**Problem description**:
Set out every line bearing the string "ylabel".

══════════════════════════════

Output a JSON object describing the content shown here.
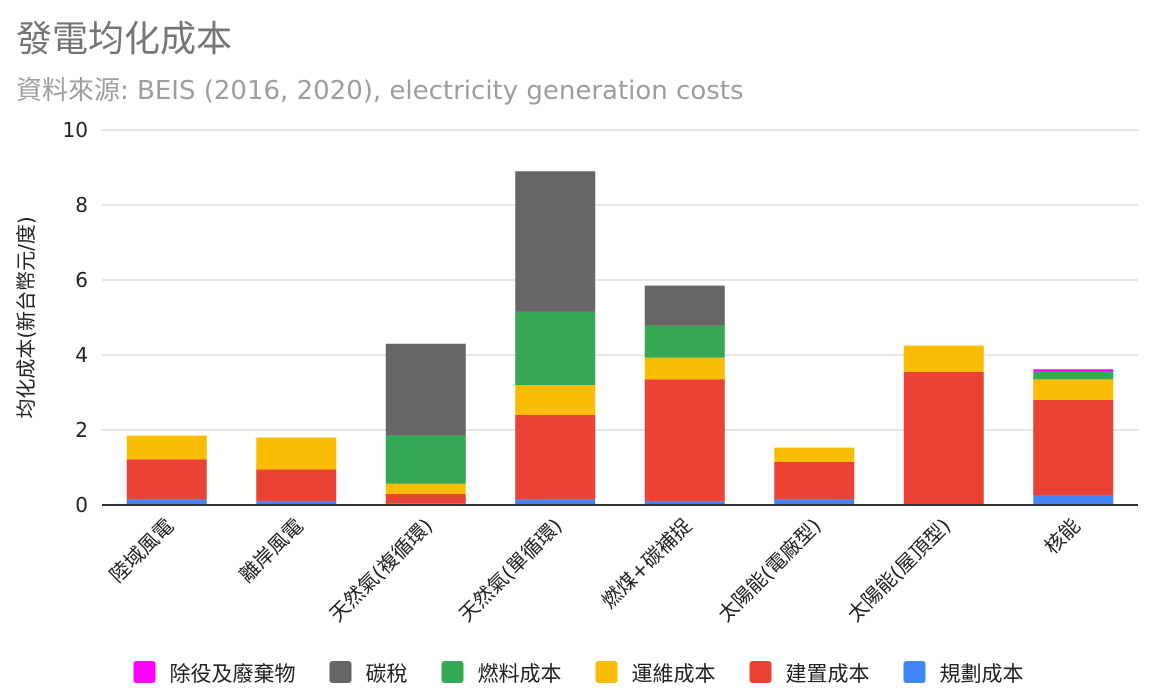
{
  "chart_data": {
    "type": "bar",
    "stacked": true,
    "title": "發電均化成本",
    "subtitle": "資料來源: BEIS (2016, 2020), electricity generation costs",
    "xlabel": "",
    "ylabel": "均化成本(新台幣元/度)",
    "ylim": [
      0,
      10
    ],
    "yticks": [
      "0",
      "2",
      "4",
      "6",
      "8",
      "10"
    ],
    "grid": true,
    "legend_position": "bottom",
    "categories": [
      "陸域風電",
      "離岸風電",
      "天然氣(複循環)",
      "天然氣(單循環)",
      "燃煤+碳補捉",
      "太陽能(電廠型)",
      "太陽能(屋頂型)",
      "核能"
    ],
    "series": [
      {
        "name": "規劃成本",
        "color": "#4285f4",
        "values": [
          0.15,
          0.1,
          0.05,
          0.15,
          0.1,
          0.15,
          0.0,
          0.25
        ]
      },
      {
        "name": "建置成本",
        "color": "#ea4335",
        "values": [
          1.07,
          0.85,
          0.25,
          2.25,
          3.25,
          1.0,
          3.55,
          2.55
        ]
      },
      {
        "name": "運維成本",
        "color": "#fbbc04",
        "values": [
          0.63,
          0.85,
          0.27,
          0.8,
          0.58,
          0.38,
          0.7,
          0.55
        ]
      },
      {
        "name": "燃料成本",
        "color": "#34a853",
        "values": [
          0.0,
          0.0,
          1.28,
          1.95,
          0.85,
          0.0,
          0.0,
          0.2
        ]
      },
      {
        "name": "碳稅",
        "color": "#666666",
        "values": [
          0.0,
          0.0,
          2.45,
          3.75,
          1.07,
          0.0,
          0.0,
          0.0
        ]
      },
      {
        "name": "除役及廢棄物",
        "color": "#ff00ff",
        "values": [
          0.0,
          0.0,
          0.0,
          0.0,
          0.0,
          0.0,
          0.0,
          0.07
        ]
      }
    ],
    "legend_order": [
      "除役及廢棄物",
      "碳稅",
      "燃料成本",
      "運維成本",
      "建置成本",
      "規劃成本"
    ]
  }
}
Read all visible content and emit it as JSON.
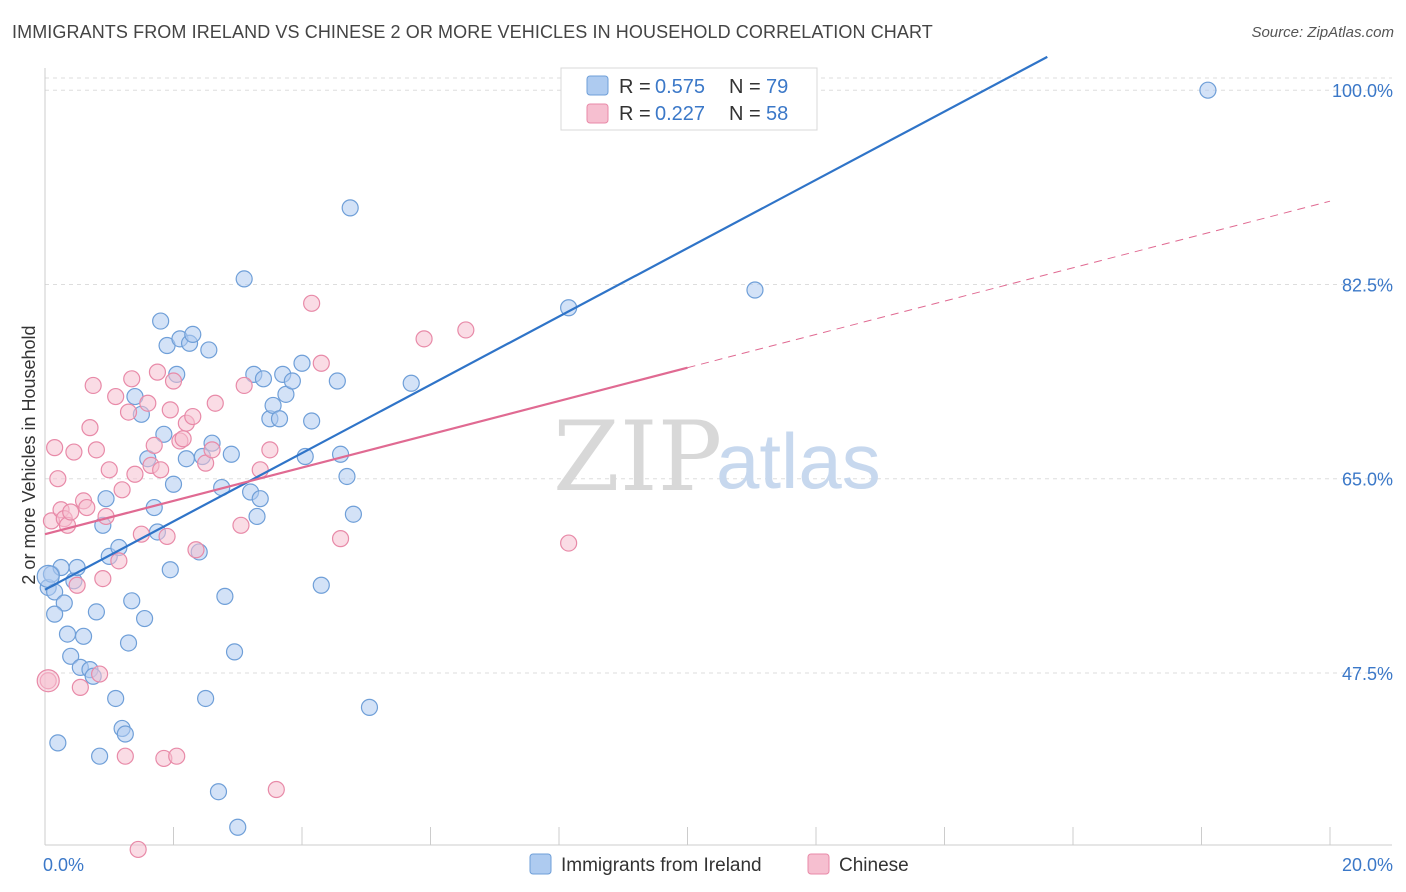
{
  "title": "IMMIGRANTS FROM IRELAND VS CHINESE 2 OR MORE VEHICLES IN HOUSEHOLD CORRELATION CHART",
  "source": "Source: ZipAtlas.com",
  "watermark": {
    "zip": "ZIP",
    "atlas": "atlas"
  },
  "colors": {
    "blue_fill": "#aecbf0",
    "blue_stroke": "#6f9fd8",
    "blue_line": "#2f74c8",
    "pink_fill": "#f6bfd0",
    "pink_stroke": "#e88aa8",
    "pink_line": "#e06a92",
    "grid": "#dddddd",
    "tick_text": "#3b78c8"
  },
  "legend": {
    "rows": [
      {
        "r_label": "R =",
        "r_value": "0.575",
        "n_label": "N =",
        "n_value": "79"
      },
      {
        "r_label": "R =",
        "r_value": "0.227",
        "n_label": "N =",
        "n_value": "58"
      }
    ]
  },
  "chart_data": {
    "type": "scatter",
    "xlabel": "",
    "ylabel": "2 or more Vehicles in Household",
    "xlim": [
      0.0,
      20.0
    ],
    "ylim": [
      32.0,
      102.0
    ],
    "x_tick_labels": [
      "0.0%",
      "20.0%"
    ],
    "y_ticks": [
      47.5,
      65.0,
      82.5,
      100.0
    ],
    "y_tick_labels": [
      "47.5%",
      "65.0%",
      "82.5%",
      "100.0%"
    ],
    "grid": true,
    "legend_position": "top-center",
    "series": [
      {
        "name": "Immigrants from Ireland",
        "color": "#aecbf0",
        "trend": {
          "x": [
            0.0,
            15.6
          ],
          "y": [
            55.0,
            103.0
          ],
          "dashed_extension": false
        },
        "points": [
          {
            "x": 0.05,
            "y": 55.2
          },
          {
            "x": 0.1,
            "y": 56.4
          },
          {
            "x": 0.15,
            "y": 54.8
          },
          {
            "x": 0.2,
            "y": 41.2
          },
          {
            "x": 0.25,
            "y": 57.0
          },
          {
            "x": 0.3,
            "y": 53.8
          },
          {
            "x": 0.35,
            "y": 51.0
          },
          {
            "x": 0.4,
            "y": 49.0
          },
          {
            "x": 0.45,
            "y": 55.8
          },
          {
            "x": 0.5,
            "y": 57.0
          },
          {
            "x": 0.55,
            "y": 48.0
          },
          {
            "x": 0.6,
            "y": 50.8
          },
          {
            "x": 0.7,
            "y": 47.8
          },
          {
            "x": 0.75,
            "y": 47.2
          },
          {
            "x": 0.8,
            "y": 53.0
          },
          {
            "x": 0.85,
            "y": 40.0
          },
          {
            "x": 0.9,
            "y": 60.8
          },
          {
            "x": 0.95,
            "y": 63.2
          },
          {
            "x": 1.0,
            "y": 58.0
          },
          {
            "x": 1.1,
            "y": 45.2
          },
          {
            "x": 1.15,
            "y": 58.8
          },
          {
            "x": 1.2,
            "y": 42.5
          },
          {
            "x": 1.25,
            "y": 42.0
          },
          {
            "x": 1.3,
            "y": 50.2
          },
          {
            "x": 1.35,
            "y": 54.0
          },
          {
            "x": 1.4,
            "y": 72.4
          },
          {
            "x": 1.5,
            "y": 70.8
          },
          {
            "x": 1.55,
            "y": 52.4
          },
          {
            "x": 1.6,
            "y": 66.8
          },
          {
            "x": 1.7,
            "y": 62.4
          },
          {
            "x": 1.75,
            "y": 60.2
          },
          {
            "x": 1.8,
            "y": 79.2
          },
          {
            "x": 1.85,
            "y": 69.0
          },
          {
            "x": 1.9,
            "y": 77.0
          },
          {
            "x": 1.95,
            "y": 56.8
          },
          {
            "x": 2.0,
            "y": 64.5
          },
          {
            "x": 2.05,
            "y": 74.4
          },
          {
            "x": 2.1,
            "y": 77.6
          },
          {
            "x": 2.2,
            "y": 66.8
          },
          {
            "x": 2.25,
            "y": 77.2
          },
          {
            "x": 2.3,
            "y": 78.0
          },
          {
            "x": 2.4,
            "y": 58.4
          },
          {
            "x": 2.45,
            "y": 67.0
          },
          {
            "x": 2.5,
            "y": 45.2
          },
          {
            "x": 2.55,
            "y": 76.6
          },
          {
            "x": 2.6,
            "y": 68.2
          },
          {
            "x": 2.7,
            "y": 36.8
          },
          {
            "x": 2.75,
            "y": 64.2
          },
          {
            "x": 2.8,
            "y": 54.4
          },
          {
            "x": 2.9,
            "y": 67.2
          },
          {
            "x": 2.95,
            "y": 49.4
          },
          {
            "x": 3.0,
            "y": 33.6
          },
          {
            "x": 3.1,
            "y": 83.0
          },
          {
            "x": 3.2,
            "y": 63.8
          },
          {
            "x": 3.25,
            "y": 74.4
          },
          {
            "x": 3.3,
            "y": 61.6
          },
          {
            "x": 3.35,
            "y": 63.2
          },
          {
            "x": 3.4,
            "y": 74.0
          },
          {
            "x": 3.5,
            "y": 70.4
          },
          {
            "x": 3.55,
            "y": 71.6
          },
          {
            "x": 3.65,
            "y": 70.4
          },
          {
            "x": 3.7,
            "y": 74.4
          },
          {
            "x": 3.75,
            "y": 72.6
          },
          {
            "x": 3.85,
            "y": 73.8
          },
          {
            "x": 4.0,
            "y": 75.4
          },
          {
            "x": 4.05,
            "y": 67.0
          },
          {
            "x": 4.15,
            "y": 70.2
          },
          {
            "x": 4.3,
            "y": 55.4
          },
          {
            "x": 4.55,
            "y": 73.8
          },
          {
            "x": 4.6,
            "y": 67.2
          },
          {
            "x": 4.7,
            "y": 65.2
          },
          {
            "x": 4.8,
            "y": 61.8
          },
          {
            "x": 4.75,
            "y": 89.4
          },
          {
            "x": 5.05,
            "y": 44.4
          },
          {
            "x": 5.7,
            "y": 73.6
          },
          {
            "x": 8.15,
            "y": 80.4
          },
          {
            "x": 11.05,
            "y": 82.0
          },
          {
            "x": 18.1,
            "y": 100.0
          },
          {
            "x": 0.15,
            "y": 52.8
          }
        ]
      },
      {
        "name": "Chinese",
        "color": "#f6bfd0",
        "trend": {
          "x": [
            0.0,
            10.0
          ],
          "y": [
            60.0,
            75.0
          ],
          "dashed_to": [
            20.0,
            90.0
          ],
          "dashed_extension": true
        },
        "points": [
          {
            "x": 0.05,
            "y": 46.8
          },
          {
            "x": 0.1,
            "y": 61.2
          },
          {
            "x": 0.15,
            "y": 67.8
          },
          {
            "x": 0.2,
            "y": 65.0
          },
          {
            "x": 0.25,
            "y": 62.2
          },
          {
            "x": 0.3,
            "y": 61.4
          },
          {
            "x": 0.35,
            "y": 60.8
          },
          {
            "x": 0.4,
            "y": 62.0
          },
          {
            "x": 0.45,
            "y": 67.4
          },
          {
            "x": 0.5,
            "y": 55.4
          },
          {
            "x": 0.55,
            "y": 46.2
          },
          {
            "x": 0.6,
            "y": 63.0
          },
          {
            "x": 0.65,
            "y": 62.4
          },
          {
            "x": 0.7,
            "y": 69.6
          },
          {
            "x": 0.75,
            "y": 73.4
          },
          {
            "x": 0.8,
            "y": 67.6
          },
          {
            "x": 0.85,
            "y": 47.4
          },
          {
            "x": 0.9,
            "y": 56.0
          },
          {
            "x": 0.95,
            "y": 61.6
          },
          {
            "x": 1.0,
            "y": 65.8
          },
          {
            "x": 1.1,
            "y": 72.4
          },
          {
            "x": 1.15,
            "y": 57.6
          },
          {
            "x": 1.2,
            "y": 64.0
          },
          {
            "x": 1.25,
            "y": 40.0
          },
          {
            "x": 1.3,
            "y": 71.0
          },
          {
            "x": 1.35,
            "y": 74.0
          },
          {
            "x": 1.4,
            "y": 65.4
          },
          {
            "x": 1.45,
            "y": 31.6
          },
          {
            "x": 1.5,
            "y": 60.0
          },
          {
            "x": 1.6,
            "y": 71.8
          },
          {
            "x": 1.65,
            "y": 66.2
          },
          {
            "x": 1.7,
            "y": 68.0
          },
          {
            "x": 1.75,
            "y": 74.6
          },
          {
            "x": 1.8,
            "y": 65.8
          },
          {
            "x": 1.85,
            "y": 39.8
          },
          {
            "x": 1.9,
            "y": 59.8
          },
          {
            "x": 1.95,
            "y": 71.2
          },
          {
            "x": 2.0,
            "y": 73.8
          },
          {
            "x": 2.05,
            "y": 40.0
          },
          {
            "x": 2.1,
            "y": 68.4
          },
          {
            "x": 2.15,
            "y": 68.6
          },
          {
            "x": 2.2,
            "y": 70.0
          },
          {
            "x": 2.3,
            "y": 70.6
          },
          {
            "x": 2.35,
            "y": 58.6
          },
          {
            "x": 2.5,
            "y": 66.4
          },
          {
            "x": 2.6,
            "y": 67.6
          },
          {
            "x": 2.65,
            "y": 71.8
          },
          {
            "x": 3.05,
            "y": 60.8
          },
          {
            "x": 3.1,
            "y": 73.4
          },
          {
            "x": 3.35,
            "y": 65.8
          },
          {
            "x": 3.5,
            "y": 67.6
          },
          {
            "x": 3.6,
            "y": 37.0
          },
          {
            "x": 4.15,
            "y": 80.8
          },
          {
            "x": 4.3,
            "y": 75.4
          },
          {
            "x": 4.6,
            "y": 59.6
          },
          {
            "x": 5.9,
            "y": 77.6
          },
          {
            "x": 6.55,
            "y": 78.4
          },
          {
            "x": 8.15,
            "y": 59.2
          }
        ]
      }
    ]
  },
  "bottom_legend": [
    {
      "label": "Immigrants from Ireland"
    },
    {
      "label": "Chinese"
    }
  ]
}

══════════════════════════════

**Final result**:
    "ylabel": "均化成本(新台幣元/度)",
    "ylabel": "2 or more Vehicles in Household",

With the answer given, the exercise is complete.